MATERIAL FOR THIS EXERCISE
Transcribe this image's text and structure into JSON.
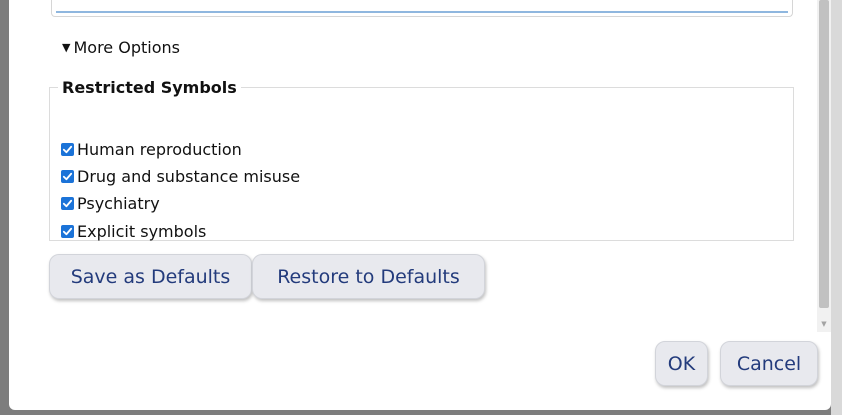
{
  "more_options": {
    "label": "More Options"
  },
  "restricted": {
    "legend": "Restricted Symbols",
    "options": [
      {
        "label": "Human reproduction",
        "checked": true
      },
      {
        "label": "Drug and substance misuse",
        "checked": true
      },
      {
        "label": "Psychiatry",
        "checked": true
      },
      {
        "label": "Explicit symbols",
        "checked": true
      }
    ]
  },
  "buttons": {
    "save_defaults": "Save as Defaults",
    "restore_defaults": "Restore to Defaults",
    "ok": "OK",
    "cancel": "Cancel"
  },
  "colors": {
    "checkbox": "#1b73d8",
    "button_text": "#233b7c",
    "button_bg": "#e8e9ee"
  }
}
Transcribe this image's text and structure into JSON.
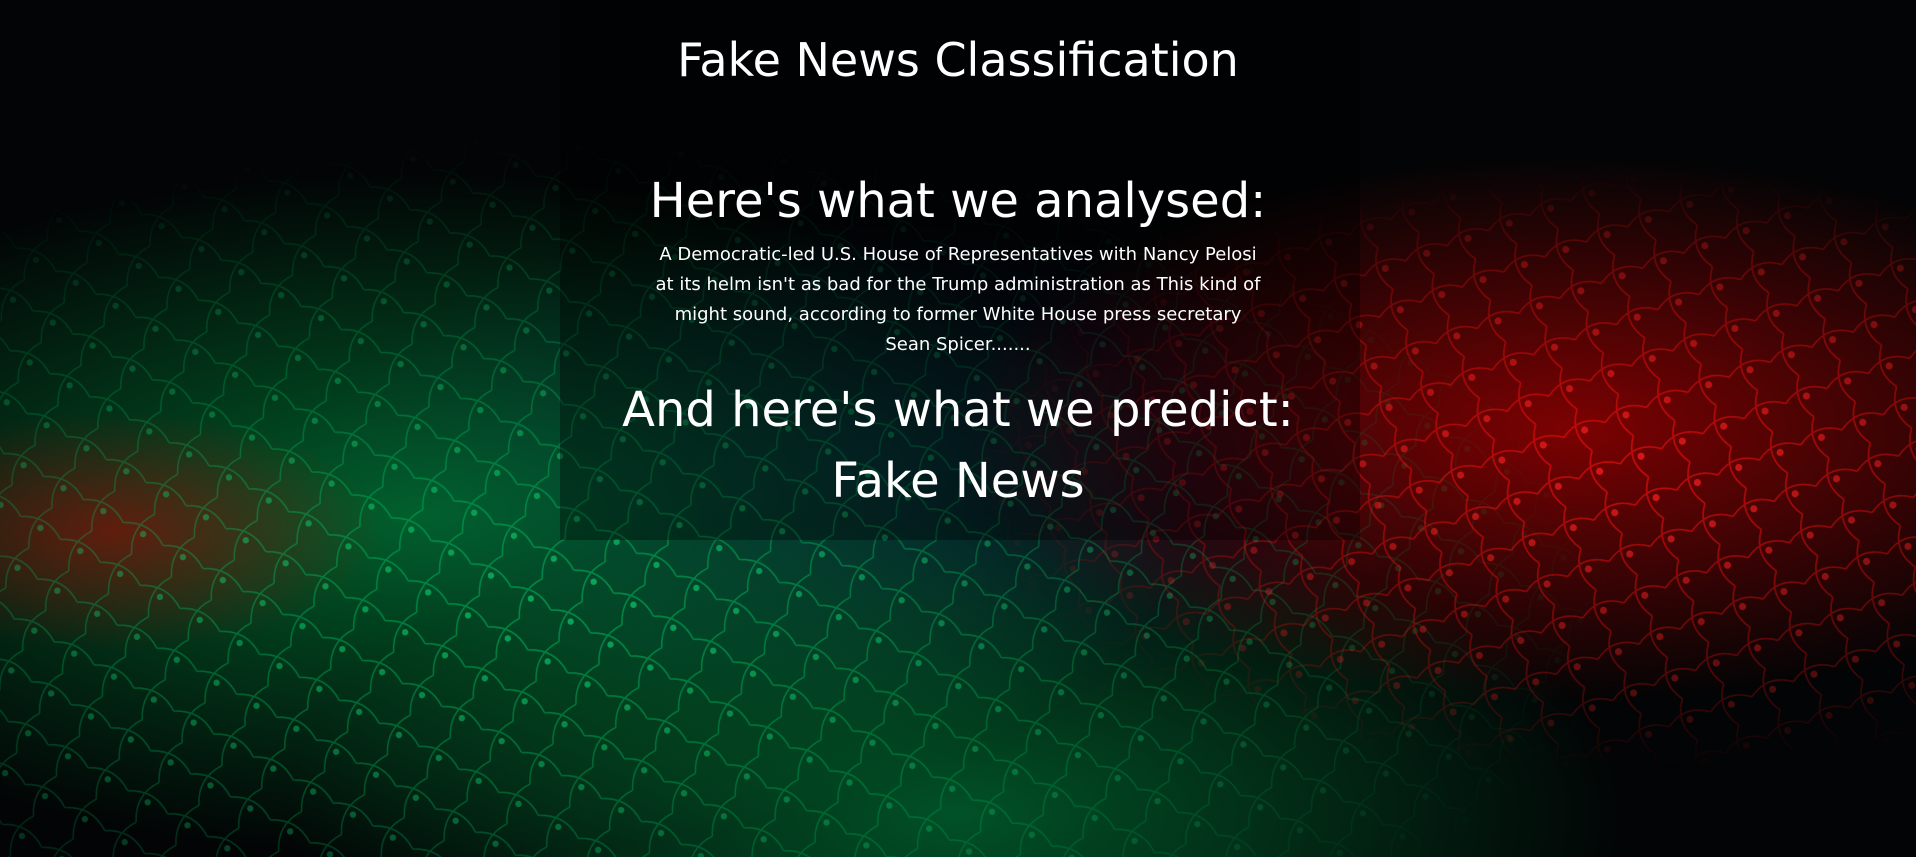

TO DO
Without including any picture, repeat the data exactly.

SOLUTION TO THE PROBLEM
Transcribe this image's text and structure into JSON.
{
  "more_options": {
    "label": "More Options"
  },
  "restricted": {
    "legend": "Restricted Symbols",
    "options": [
      {
        "label": "Human reproduction",
        "checked": true
      },
      {
        "label": "Drug and substance misuse",
        "checked": true
      },
      {
        "label": "Psychiatry",
        "checked": true
      },
      {
        "label": "Explicit symbols",
        "checked": true
      }
    ]
  },
  "buttons": {
    "save_defaults": "Save as Defaults",
    "restore_defaults": "Restore to Defaults",
    "ok": "OK",
    "cancel": "Cancel"
  },
  "colors": {
    "checkbox": "#1b73d8",
    "button_text": "#233b7c",
    "button_bg": "#e8e9ee"
  }
}
Transcribe this image's text and structure into JSON.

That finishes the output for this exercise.